— begin —

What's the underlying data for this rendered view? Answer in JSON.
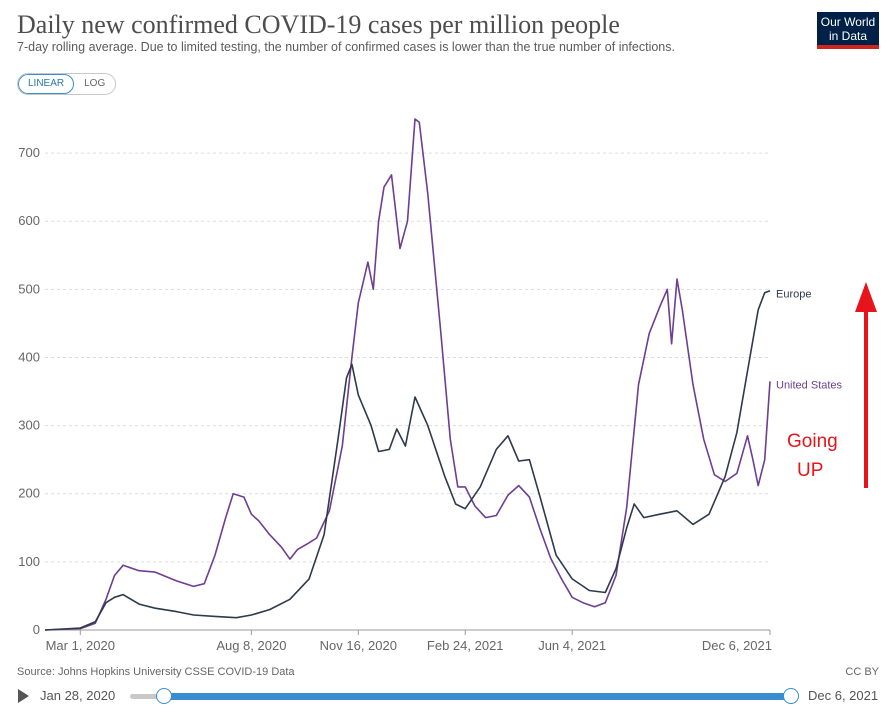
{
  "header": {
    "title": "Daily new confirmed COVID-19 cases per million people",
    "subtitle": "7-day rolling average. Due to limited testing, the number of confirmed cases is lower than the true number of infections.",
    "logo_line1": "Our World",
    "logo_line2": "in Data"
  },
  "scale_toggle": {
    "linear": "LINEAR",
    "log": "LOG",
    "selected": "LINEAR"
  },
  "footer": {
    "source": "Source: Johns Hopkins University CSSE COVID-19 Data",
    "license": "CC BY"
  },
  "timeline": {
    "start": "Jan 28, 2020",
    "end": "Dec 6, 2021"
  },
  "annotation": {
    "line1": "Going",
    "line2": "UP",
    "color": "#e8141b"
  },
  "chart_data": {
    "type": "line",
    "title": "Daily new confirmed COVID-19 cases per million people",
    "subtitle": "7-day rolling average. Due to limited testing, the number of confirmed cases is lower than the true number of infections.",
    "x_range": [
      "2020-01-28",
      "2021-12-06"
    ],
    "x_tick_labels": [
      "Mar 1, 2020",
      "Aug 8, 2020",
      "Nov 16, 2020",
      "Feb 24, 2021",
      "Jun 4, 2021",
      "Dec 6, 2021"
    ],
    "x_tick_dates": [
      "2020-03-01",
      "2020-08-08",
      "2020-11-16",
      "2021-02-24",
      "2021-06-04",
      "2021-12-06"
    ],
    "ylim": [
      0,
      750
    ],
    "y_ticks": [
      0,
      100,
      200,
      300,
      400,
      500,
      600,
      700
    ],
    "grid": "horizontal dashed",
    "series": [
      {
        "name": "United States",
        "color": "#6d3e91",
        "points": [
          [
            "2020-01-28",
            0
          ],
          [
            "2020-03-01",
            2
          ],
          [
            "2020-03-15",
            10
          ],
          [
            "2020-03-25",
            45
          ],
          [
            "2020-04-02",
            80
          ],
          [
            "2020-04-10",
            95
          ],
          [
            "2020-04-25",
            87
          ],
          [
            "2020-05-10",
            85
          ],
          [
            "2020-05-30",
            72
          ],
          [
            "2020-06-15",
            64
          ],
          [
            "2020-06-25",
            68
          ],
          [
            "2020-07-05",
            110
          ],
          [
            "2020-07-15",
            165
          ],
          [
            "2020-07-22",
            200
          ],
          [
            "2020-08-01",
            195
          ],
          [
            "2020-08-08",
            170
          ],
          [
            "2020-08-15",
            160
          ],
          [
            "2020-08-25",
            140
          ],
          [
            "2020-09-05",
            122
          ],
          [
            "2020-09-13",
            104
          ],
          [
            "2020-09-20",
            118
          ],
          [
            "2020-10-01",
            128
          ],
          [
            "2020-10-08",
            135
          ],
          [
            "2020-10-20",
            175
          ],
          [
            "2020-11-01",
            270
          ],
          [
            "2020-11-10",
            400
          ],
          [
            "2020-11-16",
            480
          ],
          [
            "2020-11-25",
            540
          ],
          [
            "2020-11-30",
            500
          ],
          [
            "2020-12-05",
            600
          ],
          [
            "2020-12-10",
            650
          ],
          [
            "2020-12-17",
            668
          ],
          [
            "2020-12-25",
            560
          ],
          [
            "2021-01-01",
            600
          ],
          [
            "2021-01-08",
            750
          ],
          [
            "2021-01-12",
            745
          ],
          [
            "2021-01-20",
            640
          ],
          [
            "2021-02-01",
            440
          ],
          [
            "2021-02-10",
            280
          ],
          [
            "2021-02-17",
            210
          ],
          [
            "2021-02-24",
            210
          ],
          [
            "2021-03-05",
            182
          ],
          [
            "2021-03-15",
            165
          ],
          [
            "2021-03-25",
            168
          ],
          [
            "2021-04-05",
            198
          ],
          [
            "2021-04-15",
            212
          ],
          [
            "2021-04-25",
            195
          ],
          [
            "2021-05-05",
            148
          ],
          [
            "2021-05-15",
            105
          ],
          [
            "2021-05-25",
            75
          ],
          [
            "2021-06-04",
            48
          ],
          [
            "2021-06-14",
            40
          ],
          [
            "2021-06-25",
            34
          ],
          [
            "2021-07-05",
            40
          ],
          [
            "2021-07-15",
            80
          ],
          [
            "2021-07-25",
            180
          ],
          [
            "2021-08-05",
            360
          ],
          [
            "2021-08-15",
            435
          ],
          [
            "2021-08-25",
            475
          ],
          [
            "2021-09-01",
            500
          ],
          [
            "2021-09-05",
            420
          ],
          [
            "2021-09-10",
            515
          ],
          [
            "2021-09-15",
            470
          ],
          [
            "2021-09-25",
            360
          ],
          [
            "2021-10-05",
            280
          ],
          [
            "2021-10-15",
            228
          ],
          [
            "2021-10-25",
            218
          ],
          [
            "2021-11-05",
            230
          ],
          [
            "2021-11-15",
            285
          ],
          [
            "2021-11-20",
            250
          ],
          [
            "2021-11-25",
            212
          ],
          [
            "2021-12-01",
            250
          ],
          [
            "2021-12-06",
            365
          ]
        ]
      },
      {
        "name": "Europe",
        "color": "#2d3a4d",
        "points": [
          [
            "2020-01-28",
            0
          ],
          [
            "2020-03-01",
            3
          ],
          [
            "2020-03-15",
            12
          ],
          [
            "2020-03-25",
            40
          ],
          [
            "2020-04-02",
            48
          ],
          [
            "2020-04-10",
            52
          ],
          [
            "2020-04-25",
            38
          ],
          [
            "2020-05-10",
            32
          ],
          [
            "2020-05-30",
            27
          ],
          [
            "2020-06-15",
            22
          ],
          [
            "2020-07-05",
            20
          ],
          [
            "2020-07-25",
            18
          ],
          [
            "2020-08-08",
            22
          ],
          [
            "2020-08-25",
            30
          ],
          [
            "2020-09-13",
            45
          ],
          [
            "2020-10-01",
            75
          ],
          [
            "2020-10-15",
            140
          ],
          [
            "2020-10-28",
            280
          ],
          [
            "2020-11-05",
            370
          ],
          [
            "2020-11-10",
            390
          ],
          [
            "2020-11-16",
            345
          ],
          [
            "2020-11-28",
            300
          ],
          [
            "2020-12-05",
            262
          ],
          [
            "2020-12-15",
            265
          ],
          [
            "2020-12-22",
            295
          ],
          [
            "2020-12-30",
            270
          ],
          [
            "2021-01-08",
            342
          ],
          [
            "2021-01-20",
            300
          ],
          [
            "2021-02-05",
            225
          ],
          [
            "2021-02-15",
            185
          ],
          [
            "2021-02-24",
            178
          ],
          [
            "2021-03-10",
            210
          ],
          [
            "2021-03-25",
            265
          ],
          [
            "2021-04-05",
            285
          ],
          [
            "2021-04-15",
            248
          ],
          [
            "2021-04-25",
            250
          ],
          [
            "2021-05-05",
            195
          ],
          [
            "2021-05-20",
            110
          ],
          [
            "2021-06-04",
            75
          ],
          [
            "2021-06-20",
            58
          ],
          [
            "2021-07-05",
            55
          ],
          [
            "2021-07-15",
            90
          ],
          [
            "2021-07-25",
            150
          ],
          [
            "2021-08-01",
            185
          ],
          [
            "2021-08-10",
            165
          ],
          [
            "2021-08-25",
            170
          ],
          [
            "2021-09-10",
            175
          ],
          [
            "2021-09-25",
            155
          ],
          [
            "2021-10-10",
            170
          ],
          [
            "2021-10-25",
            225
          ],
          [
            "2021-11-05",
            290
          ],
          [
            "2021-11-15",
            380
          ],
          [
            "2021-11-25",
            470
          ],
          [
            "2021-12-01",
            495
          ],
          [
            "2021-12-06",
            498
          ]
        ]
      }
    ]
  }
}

— end —
— begin —

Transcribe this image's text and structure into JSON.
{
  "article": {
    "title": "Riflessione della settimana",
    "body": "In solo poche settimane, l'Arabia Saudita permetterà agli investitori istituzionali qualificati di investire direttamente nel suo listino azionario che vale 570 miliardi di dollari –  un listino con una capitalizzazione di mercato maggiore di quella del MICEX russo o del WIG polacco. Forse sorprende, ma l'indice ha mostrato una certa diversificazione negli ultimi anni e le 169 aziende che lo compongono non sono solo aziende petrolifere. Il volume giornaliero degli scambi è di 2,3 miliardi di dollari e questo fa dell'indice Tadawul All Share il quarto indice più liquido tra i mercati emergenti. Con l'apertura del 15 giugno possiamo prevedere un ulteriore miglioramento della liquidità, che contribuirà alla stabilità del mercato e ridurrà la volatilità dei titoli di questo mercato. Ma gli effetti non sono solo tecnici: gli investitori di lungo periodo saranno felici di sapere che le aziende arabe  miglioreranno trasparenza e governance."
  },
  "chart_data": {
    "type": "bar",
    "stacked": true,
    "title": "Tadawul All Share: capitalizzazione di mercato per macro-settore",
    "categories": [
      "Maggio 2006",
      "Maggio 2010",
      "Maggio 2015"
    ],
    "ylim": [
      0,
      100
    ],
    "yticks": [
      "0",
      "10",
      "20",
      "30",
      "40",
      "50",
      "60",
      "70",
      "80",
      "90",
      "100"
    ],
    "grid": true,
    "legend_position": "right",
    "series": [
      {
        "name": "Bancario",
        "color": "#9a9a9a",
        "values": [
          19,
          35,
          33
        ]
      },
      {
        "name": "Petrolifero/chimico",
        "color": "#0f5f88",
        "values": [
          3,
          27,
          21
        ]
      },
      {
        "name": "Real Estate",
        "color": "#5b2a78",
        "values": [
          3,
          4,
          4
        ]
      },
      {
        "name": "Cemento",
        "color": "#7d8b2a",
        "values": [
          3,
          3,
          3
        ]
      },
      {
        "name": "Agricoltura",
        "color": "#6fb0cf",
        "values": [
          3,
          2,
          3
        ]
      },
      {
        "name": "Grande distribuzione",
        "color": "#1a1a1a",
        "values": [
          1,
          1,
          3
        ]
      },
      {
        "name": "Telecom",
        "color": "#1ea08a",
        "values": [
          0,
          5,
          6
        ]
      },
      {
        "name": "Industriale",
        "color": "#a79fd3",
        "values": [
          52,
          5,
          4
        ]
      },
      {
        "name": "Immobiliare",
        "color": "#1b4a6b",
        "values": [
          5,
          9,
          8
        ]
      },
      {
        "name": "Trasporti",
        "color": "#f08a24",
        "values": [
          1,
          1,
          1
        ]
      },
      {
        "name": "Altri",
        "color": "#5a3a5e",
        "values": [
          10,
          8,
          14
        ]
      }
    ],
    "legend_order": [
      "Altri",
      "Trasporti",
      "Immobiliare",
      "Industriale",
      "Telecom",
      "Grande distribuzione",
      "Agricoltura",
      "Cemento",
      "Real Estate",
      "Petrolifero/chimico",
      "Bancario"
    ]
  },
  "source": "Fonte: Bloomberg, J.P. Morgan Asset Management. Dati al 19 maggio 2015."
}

— end —

The problem ▸ Using the listing above, locate the lines that hold "chimico" and copy each one.

Written solution ▸
        "name": "Petrolifero/chimico",
      "Petrolifero/chimico",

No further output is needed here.